───── Input
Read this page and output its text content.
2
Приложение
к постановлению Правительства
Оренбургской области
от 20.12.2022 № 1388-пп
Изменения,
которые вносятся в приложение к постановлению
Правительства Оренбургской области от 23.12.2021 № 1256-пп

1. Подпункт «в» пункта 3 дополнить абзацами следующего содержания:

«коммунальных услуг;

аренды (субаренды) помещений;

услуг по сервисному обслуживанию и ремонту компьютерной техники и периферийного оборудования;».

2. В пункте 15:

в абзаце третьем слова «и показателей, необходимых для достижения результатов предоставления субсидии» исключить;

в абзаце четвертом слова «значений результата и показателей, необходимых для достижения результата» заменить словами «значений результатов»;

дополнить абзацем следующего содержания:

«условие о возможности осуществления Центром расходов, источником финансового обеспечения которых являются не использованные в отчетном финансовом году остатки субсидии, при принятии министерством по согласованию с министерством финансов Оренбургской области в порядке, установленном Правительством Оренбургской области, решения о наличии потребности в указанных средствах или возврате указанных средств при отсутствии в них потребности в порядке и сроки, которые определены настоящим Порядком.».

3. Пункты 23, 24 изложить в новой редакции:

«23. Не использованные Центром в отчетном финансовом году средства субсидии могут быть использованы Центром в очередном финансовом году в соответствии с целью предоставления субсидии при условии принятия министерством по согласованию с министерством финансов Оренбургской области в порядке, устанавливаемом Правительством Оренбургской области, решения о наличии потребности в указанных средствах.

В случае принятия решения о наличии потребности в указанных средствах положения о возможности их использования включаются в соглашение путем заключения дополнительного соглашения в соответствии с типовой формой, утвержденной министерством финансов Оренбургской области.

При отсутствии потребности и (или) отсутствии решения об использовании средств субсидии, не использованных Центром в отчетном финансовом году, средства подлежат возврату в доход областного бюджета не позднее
──────────
▶ [Task instructions]: Return only the number of lines in the data above that include the word "слова".

▶ [Exercise result]: 2